**Task to carry out**: Find the string "JSON" in the entries and copy each line that has it.
-- START OF Record extracts --
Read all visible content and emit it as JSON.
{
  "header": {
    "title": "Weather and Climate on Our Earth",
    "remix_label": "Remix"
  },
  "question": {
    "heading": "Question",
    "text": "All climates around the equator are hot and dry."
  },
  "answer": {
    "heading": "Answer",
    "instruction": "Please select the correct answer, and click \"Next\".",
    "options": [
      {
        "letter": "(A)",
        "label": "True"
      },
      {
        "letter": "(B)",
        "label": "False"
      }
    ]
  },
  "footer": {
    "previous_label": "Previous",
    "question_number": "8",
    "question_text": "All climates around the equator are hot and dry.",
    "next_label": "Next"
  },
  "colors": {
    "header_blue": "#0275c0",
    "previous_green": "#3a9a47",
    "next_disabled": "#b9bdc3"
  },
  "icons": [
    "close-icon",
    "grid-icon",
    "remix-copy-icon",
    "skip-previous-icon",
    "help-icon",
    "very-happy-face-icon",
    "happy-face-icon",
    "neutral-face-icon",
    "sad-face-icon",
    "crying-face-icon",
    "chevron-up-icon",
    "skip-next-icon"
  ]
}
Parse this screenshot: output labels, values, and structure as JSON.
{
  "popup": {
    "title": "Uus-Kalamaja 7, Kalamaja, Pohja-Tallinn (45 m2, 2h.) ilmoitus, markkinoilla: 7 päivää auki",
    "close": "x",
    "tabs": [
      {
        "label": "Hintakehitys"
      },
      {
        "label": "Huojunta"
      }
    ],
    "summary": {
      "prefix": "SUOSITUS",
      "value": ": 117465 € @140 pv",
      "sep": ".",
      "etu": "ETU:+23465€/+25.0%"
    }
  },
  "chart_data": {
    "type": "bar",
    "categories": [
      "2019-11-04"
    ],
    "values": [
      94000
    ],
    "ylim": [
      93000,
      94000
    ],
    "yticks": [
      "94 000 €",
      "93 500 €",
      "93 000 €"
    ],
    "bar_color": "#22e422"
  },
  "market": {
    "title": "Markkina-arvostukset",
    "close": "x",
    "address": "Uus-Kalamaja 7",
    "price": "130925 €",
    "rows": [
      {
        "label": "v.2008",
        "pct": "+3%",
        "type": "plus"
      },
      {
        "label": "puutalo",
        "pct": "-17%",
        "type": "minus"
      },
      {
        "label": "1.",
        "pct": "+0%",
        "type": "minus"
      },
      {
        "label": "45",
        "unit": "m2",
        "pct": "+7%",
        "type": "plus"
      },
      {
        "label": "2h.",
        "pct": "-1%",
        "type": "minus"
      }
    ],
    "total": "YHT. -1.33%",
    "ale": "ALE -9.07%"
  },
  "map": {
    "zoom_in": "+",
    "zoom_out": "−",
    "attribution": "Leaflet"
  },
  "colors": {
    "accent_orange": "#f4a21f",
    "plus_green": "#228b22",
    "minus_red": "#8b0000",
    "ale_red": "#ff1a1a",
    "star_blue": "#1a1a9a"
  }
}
-- END OF Record extracts --
**Worked solution**:
Read all visible content and emit it as JSON.
Parse this screenshot: output labels, values, and structure as JSON.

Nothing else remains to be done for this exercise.